= Problem =
Write out, word for word, the portion of the text below on youth development and local InfoTech Centers that opens with "2) what programs, individuals, and" and closes with "receiving it now?".

= Text for analysis =
◇ ◇ ◇ ◇ ◇

In each of the ten cases the Center documented, these CBIs were (and
are) demonstrating that sectors can come together in support of shared
goals. They can stay together IF there is sufficient staff support (that
means sufficient funding for the CBI) to keep people informed, to ensure
meaningful involvement and to keep all participants constantly aware of
what THEY and their organizations or constituencies are gaining from
coming to the table.
When it comes to the issues of technology, it seems like an ad-hoc
table needs to be built that includes the youth development CBIs along
with like-organizations from community development, economic development,
etc. Together, they, and their representative constituencies, might be a
critical leadership linchpin in the technology arena.
As part of a larger proposal currently being shared by the Center with
prospective funders, we have begun a new Information Infrastructure that
needs to be developed locally with state and national linkages. Local
InfoTech Centers would be the on-the-ground embodiment of this strategy.
Local Info Tech Centers would:
A. Document and make the following information easily accessible:
1) what we now spend on young people in and out of school, and where we
spend it.
2) what programs, individuals, and opportunities all youth need 24/7 to
reach their full capabilities. What this costs and which youth are
receiving it now?
B. Create and house data based on individual youth that provide youth
and their families with health, educational and social data. This
information could be accessed and updated by the individual, the
parent(s), and approved individuals. All access would have protocols and
checks and balances that would safeguard privacy, but not hinder targeted
access. [The Center recognizes many of the privacy implications of such a
database which requires more dialogue and analysis.]
C. Through local application of the GIS software, communities could
know where all current programs and usable space for youth exist.

◇ ◇ ◇ ◇ ◇

= Record extracts =
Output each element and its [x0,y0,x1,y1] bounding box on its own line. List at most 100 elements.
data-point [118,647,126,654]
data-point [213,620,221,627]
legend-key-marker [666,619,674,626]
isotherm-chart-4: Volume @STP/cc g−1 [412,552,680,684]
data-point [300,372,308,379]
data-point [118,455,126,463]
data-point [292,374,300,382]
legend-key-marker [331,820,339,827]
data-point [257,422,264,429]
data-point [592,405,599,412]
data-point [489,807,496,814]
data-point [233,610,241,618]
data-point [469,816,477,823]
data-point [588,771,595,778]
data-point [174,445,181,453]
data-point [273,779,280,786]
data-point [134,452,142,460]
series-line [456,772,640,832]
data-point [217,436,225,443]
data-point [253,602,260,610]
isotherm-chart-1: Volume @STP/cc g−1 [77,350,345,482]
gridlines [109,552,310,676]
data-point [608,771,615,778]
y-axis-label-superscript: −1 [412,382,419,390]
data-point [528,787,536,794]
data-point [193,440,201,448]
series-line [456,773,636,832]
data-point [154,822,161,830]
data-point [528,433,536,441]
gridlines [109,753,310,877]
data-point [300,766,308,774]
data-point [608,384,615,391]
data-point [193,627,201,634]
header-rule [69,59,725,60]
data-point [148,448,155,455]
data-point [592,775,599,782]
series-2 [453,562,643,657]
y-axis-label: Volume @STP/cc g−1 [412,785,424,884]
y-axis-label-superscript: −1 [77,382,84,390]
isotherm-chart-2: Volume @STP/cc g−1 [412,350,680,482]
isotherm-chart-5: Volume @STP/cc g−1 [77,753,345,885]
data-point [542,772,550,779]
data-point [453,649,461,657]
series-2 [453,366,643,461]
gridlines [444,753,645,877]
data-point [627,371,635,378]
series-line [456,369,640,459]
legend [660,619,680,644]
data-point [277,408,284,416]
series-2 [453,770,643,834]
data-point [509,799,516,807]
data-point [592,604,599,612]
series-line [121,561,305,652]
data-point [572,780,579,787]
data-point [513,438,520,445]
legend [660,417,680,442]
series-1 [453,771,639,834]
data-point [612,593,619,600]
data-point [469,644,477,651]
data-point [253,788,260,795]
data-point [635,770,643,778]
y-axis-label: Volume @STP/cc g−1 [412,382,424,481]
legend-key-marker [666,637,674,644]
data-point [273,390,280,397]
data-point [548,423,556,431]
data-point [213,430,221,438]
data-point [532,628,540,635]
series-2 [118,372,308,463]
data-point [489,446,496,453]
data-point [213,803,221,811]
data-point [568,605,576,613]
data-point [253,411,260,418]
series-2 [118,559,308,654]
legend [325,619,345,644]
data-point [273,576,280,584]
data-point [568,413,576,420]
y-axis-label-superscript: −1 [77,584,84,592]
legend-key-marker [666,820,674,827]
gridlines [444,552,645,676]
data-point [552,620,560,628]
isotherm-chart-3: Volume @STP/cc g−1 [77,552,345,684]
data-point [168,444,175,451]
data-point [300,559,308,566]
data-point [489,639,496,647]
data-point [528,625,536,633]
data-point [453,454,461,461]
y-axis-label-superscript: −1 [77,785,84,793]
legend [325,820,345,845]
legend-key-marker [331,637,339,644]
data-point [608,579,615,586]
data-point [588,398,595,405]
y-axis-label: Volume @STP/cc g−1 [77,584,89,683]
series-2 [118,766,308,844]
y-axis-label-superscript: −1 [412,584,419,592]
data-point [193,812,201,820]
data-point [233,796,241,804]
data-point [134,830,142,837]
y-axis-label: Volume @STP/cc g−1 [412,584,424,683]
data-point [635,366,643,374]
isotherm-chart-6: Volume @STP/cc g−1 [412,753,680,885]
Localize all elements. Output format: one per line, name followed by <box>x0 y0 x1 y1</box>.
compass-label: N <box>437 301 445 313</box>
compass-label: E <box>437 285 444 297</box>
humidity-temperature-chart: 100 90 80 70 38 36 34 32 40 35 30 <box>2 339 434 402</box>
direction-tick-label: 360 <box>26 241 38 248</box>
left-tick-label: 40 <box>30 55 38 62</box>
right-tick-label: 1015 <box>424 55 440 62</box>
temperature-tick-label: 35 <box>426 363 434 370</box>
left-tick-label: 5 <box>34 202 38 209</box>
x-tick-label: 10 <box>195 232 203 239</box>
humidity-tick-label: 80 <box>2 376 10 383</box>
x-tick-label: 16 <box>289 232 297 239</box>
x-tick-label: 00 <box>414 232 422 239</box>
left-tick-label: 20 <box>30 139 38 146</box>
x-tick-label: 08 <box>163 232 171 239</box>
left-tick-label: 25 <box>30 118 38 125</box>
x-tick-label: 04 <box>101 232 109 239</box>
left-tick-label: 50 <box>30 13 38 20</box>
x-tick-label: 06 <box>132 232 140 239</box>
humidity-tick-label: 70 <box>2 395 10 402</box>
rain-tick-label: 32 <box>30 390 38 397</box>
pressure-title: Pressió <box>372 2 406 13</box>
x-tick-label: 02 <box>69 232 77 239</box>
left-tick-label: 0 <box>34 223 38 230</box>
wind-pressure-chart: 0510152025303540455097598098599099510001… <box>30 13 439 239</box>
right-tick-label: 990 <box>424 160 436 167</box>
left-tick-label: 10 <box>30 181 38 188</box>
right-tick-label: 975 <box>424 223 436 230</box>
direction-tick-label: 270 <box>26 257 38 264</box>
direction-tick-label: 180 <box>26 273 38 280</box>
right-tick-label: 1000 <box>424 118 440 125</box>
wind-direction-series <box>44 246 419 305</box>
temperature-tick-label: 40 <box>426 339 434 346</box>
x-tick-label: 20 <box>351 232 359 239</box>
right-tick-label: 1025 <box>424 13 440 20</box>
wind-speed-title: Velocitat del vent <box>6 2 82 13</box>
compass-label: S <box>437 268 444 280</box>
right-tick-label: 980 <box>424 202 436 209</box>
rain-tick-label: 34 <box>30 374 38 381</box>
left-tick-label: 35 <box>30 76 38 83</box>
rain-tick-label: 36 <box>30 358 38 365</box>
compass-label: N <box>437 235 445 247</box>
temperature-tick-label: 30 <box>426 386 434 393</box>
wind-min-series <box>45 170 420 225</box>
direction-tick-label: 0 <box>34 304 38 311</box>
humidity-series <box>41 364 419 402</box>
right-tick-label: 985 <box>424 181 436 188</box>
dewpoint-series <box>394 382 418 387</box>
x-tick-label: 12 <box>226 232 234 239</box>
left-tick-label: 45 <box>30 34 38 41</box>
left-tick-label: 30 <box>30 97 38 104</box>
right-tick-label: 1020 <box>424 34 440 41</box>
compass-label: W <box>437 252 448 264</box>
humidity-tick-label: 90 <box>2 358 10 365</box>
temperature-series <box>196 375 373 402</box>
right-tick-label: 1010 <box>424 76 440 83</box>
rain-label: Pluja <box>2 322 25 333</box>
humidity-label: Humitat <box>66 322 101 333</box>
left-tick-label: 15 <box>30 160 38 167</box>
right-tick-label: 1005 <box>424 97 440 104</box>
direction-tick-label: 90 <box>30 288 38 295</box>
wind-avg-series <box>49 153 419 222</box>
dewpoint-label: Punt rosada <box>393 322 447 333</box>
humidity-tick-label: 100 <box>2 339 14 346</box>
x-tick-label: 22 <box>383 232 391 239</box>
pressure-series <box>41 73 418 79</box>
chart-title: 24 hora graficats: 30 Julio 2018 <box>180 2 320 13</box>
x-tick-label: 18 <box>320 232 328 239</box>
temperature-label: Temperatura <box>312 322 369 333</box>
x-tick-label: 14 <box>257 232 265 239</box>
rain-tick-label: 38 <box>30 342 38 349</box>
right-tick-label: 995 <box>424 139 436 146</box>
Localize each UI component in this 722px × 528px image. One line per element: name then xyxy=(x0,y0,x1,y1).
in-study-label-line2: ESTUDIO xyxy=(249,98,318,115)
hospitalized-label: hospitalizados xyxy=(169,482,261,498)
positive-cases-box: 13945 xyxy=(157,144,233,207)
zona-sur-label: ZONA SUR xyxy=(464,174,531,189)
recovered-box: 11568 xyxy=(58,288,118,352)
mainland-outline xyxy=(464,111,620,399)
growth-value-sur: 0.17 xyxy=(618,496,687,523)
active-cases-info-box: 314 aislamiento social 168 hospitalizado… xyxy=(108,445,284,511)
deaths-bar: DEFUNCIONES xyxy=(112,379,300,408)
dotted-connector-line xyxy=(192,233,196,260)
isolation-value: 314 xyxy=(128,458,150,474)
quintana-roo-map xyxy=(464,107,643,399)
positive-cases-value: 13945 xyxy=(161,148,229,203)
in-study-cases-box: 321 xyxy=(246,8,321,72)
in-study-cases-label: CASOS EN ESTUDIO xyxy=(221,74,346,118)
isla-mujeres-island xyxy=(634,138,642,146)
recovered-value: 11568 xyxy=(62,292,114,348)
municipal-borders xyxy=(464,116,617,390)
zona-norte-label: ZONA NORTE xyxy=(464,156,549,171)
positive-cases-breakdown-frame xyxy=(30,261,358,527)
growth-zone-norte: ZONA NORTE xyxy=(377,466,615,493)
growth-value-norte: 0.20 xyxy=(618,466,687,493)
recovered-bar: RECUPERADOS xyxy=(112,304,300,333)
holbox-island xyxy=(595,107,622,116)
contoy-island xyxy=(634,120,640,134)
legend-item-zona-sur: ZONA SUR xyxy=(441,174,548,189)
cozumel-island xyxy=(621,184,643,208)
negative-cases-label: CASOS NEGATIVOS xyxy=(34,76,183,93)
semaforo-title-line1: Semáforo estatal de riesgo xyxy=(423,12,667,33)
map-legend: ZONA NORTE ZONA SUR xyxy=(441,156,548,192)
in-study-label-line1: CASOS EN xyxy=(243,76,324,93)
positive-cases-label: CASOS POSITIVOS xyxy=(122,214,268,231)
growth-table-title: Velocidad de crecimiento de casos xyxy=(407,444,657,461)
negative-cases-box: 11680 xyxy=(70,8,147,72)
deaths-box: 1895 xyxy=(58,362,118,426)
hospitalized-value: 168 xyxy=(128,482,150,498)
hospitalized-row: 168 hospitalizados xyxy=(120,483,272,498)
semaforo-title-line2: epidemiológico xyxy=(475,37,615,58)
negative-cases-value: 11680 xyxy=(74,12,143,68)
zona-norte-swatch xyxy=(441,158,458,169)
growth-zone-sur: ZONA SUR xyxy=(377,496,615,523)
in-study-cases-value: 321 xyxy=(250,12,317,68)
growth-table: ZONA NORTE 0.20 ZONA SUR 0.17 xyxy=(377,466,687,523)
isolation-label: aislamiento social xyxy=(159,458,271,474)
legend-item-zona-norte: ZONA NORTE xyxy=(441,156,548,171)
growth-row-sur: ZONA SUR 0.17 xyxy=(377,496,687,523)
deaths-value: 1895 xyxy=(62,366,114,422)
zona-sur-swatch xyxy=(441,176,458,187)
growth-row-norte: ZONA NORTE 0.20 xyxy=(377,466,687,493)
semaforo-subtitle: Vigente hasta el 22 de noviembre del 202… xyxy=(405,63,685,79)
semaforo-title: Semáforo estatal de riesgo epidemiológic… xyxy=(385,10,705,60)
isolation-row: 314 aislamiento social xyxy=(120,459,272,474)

◇ ◇ ◇ ◇ ◇

= Answer for the task =
2) what programs, individuals, and opportunities all youth need 24/7 to
reach their full capabilities. What this costs and which youth are
receiving it now?